(THE PROBLEM)
Write the data out again exactly, with no pictures.

-- -- --

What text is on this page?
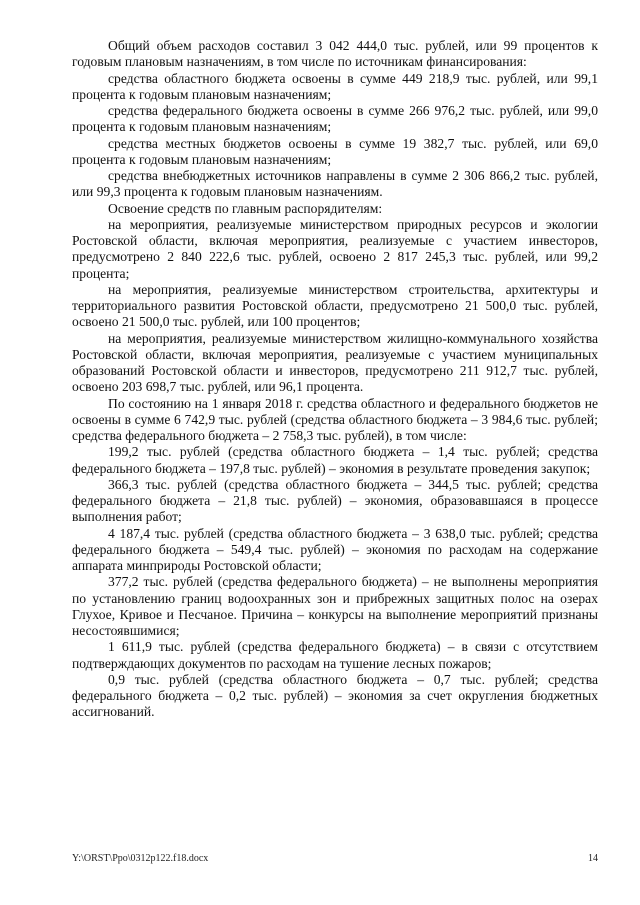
Общий объем расходов составил 3 042 444,0 тыс. рублей, или 99 процентов к годовым плановым назначениям, в том числе по источникам финансирования:

средства областного бюджета освоены в сумме 449 218,9 тыс. рублей, или 99,1 процента к годовым плановым назначениям;

средства федерального бюджета освоены в сумме 266 976,2 тыс. рублей, или 99,0 процента к годовым плановым назначениям;

средства местных бюджетов освоены в сумме 19 382,7 тыс. рублей, или 69,0 процента к годовым плановым назначениям;

средства внебюджетных источников направлены в сумме 2 306 866,2 тыс. рублей, или 99,3 процента к годовым плановым назначениям.

Освоение средств по главным распорядителям:

на мероприятия, реализуемые министерством природных ресурсов и экологии Ростовской области, включая мероприятия, реализуемые с участием инвесторов, предусмотрено 2 840 222,6 тыс. рублей, освоено 2 817 245,3 тыс. рублей, или 99,2 процента;

на мероприятия, реализуемые министерством строительства, архитектуры и территориального развития Ростовской области, предусмотрено 21 500,0 тыс. рублей, освоено 21 500,0 тыс. рублей, или 100 процентов;

на мероприятия, реализуемые министерством жилищно-коммунального хозяйства Ростовской области, включая мероприятия, реализуемые с участием муниципальных образований Ростовской области и инвесторов, предусмотрено 211 912,7 тыс. рублей, освоено 203 698,7 тыс. рублей, или 96,1 процента.

По состоянию на 1 января 2018 г. средства областного и федерального бюджетов не освоены в сумме 6 742,9 тыс. рублей (средства областного бюджета – 3 984,6 тыс. рублей; средства федерального бюджета – 2 758,3 тыс. рублей), в том числе:

199,2 тыс. рублей (средства областного бюджета – 1,4 тыс. рублей; средства федерального бюджета – 197,8 тыс. рублей) – экономия в результате проведения закупок;

366,3 тыс. рублей (средства областного бюджета – 344,5 тыс. рублей; средства федерального бюджета – 21,8 тыс. рублей) – экономия, образовавшаяся в процессе выполнения работ;

4 187,4 тыс. рублей (средства областного бюджета – 3 638,0 тыс. рублей; средства федерального бюджета – 549,4 тыс. рублей) – экономия по расходам на содержание аппарата минприроды Ростовской области;

377,2 тыс. рублей (средства федерального бюджета) – не выполнены мероприятия по установлению границ водоохранных зон и прибрежных защитных полос на озерах Глухое, Кривое и Песчаное. Причина – конкурсы на выполнение мероприятий признаны несостоявшимися;

1 611,9 тыс. рублей (средства федерального бюджета) – в связи с отсутствием подтверждающих документов по расходам на тушение лесных пожаров;

0,9 тыс. рублей (средства областного бюджета – 0,7 тыс. рублей; средства федерального бюджета – 0,2 тыс. рублей) – экономия за счет округления бюджетных ассигнований.

Y:\ORST\Ppo\0312p122.f18.docx	14
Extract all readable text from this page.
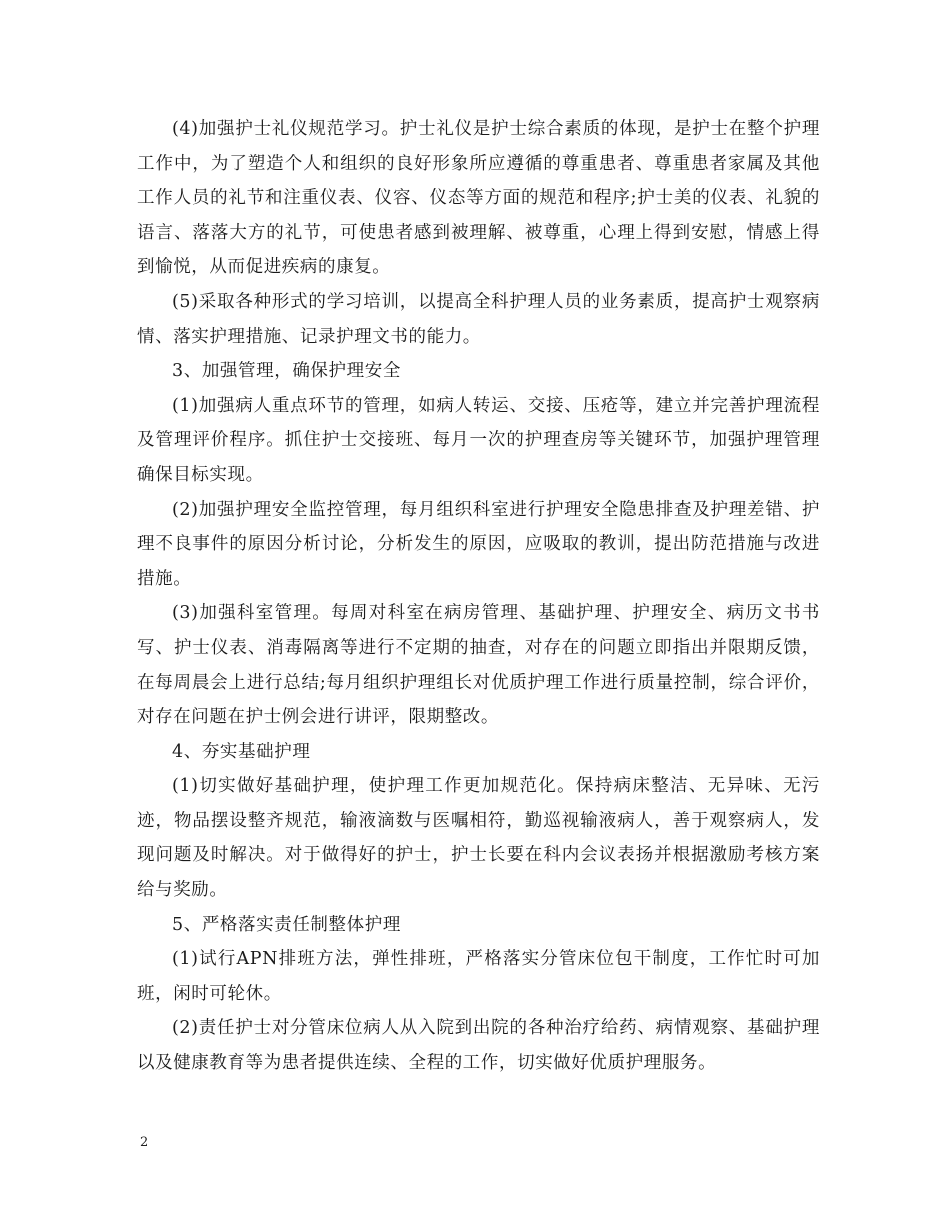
(4)加强护士礼仪规范学习。护士礼仪是护士综合素质的体现，是护士在整个护理工作中，为了塑造个人和组织的良好形象所应遵循的尊重患者、尊重患者家属及其他工作人员的礼节和注重仪表、仪容、仪态等方面的规范和程序;护士美的仪表、礼貌的语言、落落大方的礼节，可使患者感到被理解、被尊重，心理上得到安慰，情感上得到愉悦，从而促进疾病的康复。

(5)采取各种形式的学习培训，以提高全科护理人员的业务素质，提高护士观察病情、落实护理措施、记录护理文书的能力。

3、加强管理，确保护理安全

(1)加强病人重点环节的管理，如病人转运、交接、压疮等，建立并完善护理流程及管理评价程序。抓住护士交接班、每月一次的护理查房等关键环节，加强护理管理确保目标实现。

(2)加强护理安全监控管理，每月组织科室进行护理安全隐患排查及护理差错、护理不良事件的原因分析讨论，分析发生的原因，应吸取的教训，提出防范措施与改进措施。

(3)加强科室管理。每周对科室在病房管理、基础护理、护理安全、病历文书书写、护士仪表、消毒隔离等进行不定期的抽查，对存在的问题立即指出并限期反馈，在每周晨会上进行总结;每月组织护理组长对优质护理工作进行质量控制，综合评价，对存在问题在护士例会进行讲评，限期整改。

4、夯实基础护理

(1)切实做好基础护理，使护理工作更加规范化。保持病床整洁、无异味、无污迹，物品摆设整齐规范，输液滴数与医嘱相符，勤巡视输液病人，善于观察病人，发现问题及时解决。对于做得好的护士，护士长要在科内会议表扬并根据激励考核方案给与奖励。

5、严格落实责任制整体护理

(1)试行APN排班方法，弹性排班，严格落实分管床位包干制度，工作忙时可加班，闲时可轮休。

(2)责任护士对分管床位病人从入院到出院的各种治疗给药、病情观察、基础护理以及健康教育等为患者提供连续、全程的工作，切实做好优质护理服务。

2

-- -- --

(ANSWER TO THIS EXERCISE)
What text is on this page?
Общий объем расходов составил 3 042 444,0 тыс. рублей, или 99 процентов к годовым плановым назначениям, в том числе по источникам финансирования:

средства областного бюджета освоены в сумме 449 218,9 тыс. рублей, или 99,1 процента к годовым плановым назначениям;

средства федерального бюджета освоены в сумме 266 976,2 тыс. рублей, или 99,0 процента к годовым плановым назначениям;

средства местных бюджетов освоены в сумме 19 382,7 тыс. рублей, или 69,0 процента к годовым плановым назначениям;

средства внебюджетных источников направлены в сумме 2 306 866,2 тыс. рублей, или 99,3 процента к годовым плановым назначениям.

Освоение средств по главным распорядителям:

на мероприятия, реализуемые министерством природных ресурсов и экологии Ростовской области, включая мероприятия, реализуемые с участием инвесторов, предусмотрено 2 840 222,6 тыс. рублей, освоено 2 817 245,3 тыс. рублей, или 99,2 процента;

на мероприятия, реализуемые министерством строительства, архитектуры и территориального развития Ростовской области, предусмотрено 21 500,0 тыс. рублей, освоено 21 500,0 тыс. рублей, или 100 процентов;

на мероприятия, реализуемые министерством жилищно-коммунального хозяйства Ростовской области, включая мероприятия, реализуемые с участием муниципальных образований Ростовской области и инвесторов, предусмотрено 211 912,7 тыс. рублей, освоено 203 698,7 тыс. рублей, или 96,1 процента.

По состоянию на 1 января 2018 г. средства областного и федерального бюджетов не освоены в сумме 6 742,9 тыс. рублей (средства областного бюджета – 3 984,6 тыс. рублей; средства федерального бюджета – 2 758,3 тыс. рублей), в том числе:

199,2 тыс. рублей (средства областного бюджета – 1,4 тыс. рублей; средства федерального бюджета – 197,8 тыс. рублей) – экономия в результате проведения закупок;

366,3 тыс. рублей (средства областного бюджета – 344,5 тыс. рублей; средства федерального бюджета – 21,8 тыс. рублей) – экономия, образовавшаяся в процессе выполнения работ;

4 187,4 тыс. рублей (средства областного бюджета – 3 638,0 тыс. рублей; средства федерального бюджета – 549,4 тыс. рублей) – экономия по расходам на содержание аппарата минприроды Ростовской области;

377,2 тыс. рублей (средства федерального бюджета) – не выполнены мероприятия по установлению границ водоохранных зон и прибрежных защитных полос на озерах Глухое, Кривое и Песчаное. Причина – конкурсы на выполнение мероприятий признаны несостоявшимися;

1 611,9 тыс. рублей (средства федерального бюджета) – в связи с отсутствием подтверждающих документов по расходам на тушение лесных пожаров;

0,9 тыс. рублей (средства областного бюджета – 0,7 тыс. рублей; средства федерального бюджета – 0,2 тыс. рублей) – экономия за счет округления бюджетных ассигнований.

Y:\ORST\Ppo\0312p122.f18.docx	14
Extract all readable text from this page.
(4)加强护士礼仪规范学习。护士礼仪是护士综合素质的体现，是护士在整个护理工作中，为了塑造个人和组织的良好形象所应遵循的尊重患者、尊重患者家属及其他工作人员的礼节和注重仪表、仪容、仪态等方面的规范和程序;护士美的仪表、礼貌的语言、落落大方的礼节，可使患者感到被理解、被尊重，心理上得到安慰，情感上得到愉悦，从而促进疾病的康复。

(5)采取各种形式的学习培训，以提高全科护理人员的业务素质，提高护士观察病情、落实护理措施、记录护理文书的能力。

3、加强管理，确保护理安全

(1)加强病人重点环节的管理，如病人转运、交接、压疮等，建立并完善护理流程及管理评价程序。抓住护士交接班、每月一次的护理查房等关键环节，加强护理管理确保目标实现。

(2)加强护理安全监控管理，每月组织科室进行护理安全隐患排查及护理差错、护理不良事件的原因分析讨论，分析发生的原因，应吸取的教训，提出防范措施与改进措施。

(3)加强科室管理。每周对科室在病房管理、基础护理、护理安全、病历文书书写、护士仪表、消毒隔离等进行不定期的抽查，对存在的问题立即指出并限期反馈，在每周晨会上进行总结;每月组织护理组长对优质护理工作进行质量控制，综合评价，对存在问题在护士例会进行讲评，限期整改。

4、夯实基础护理

(1)切实做好基础护理，使护理工作更加规范化。保持病床整洁、无异味、无污迹，物品摆设整齐规范，输液滴数与医嘱相符，勤巡视输液病人，善于观察病人，发现问题及时解决。对于做得好的护士，护士长要在科内会议表扬并根据激励考核方案给与奖励。

5、严格落实责任制整体护理

(1)试行APN排班方法，弹性排班，严格落实分管床位包干制度，工作忙时可加班，闲时可轮休。

(2)责任护士对分管床位病人从入院到出院的各种治疗给药、病情观察、基础护理以及健康教育等为患者提供连续、全程的工作，切实做好优质护理服务。

2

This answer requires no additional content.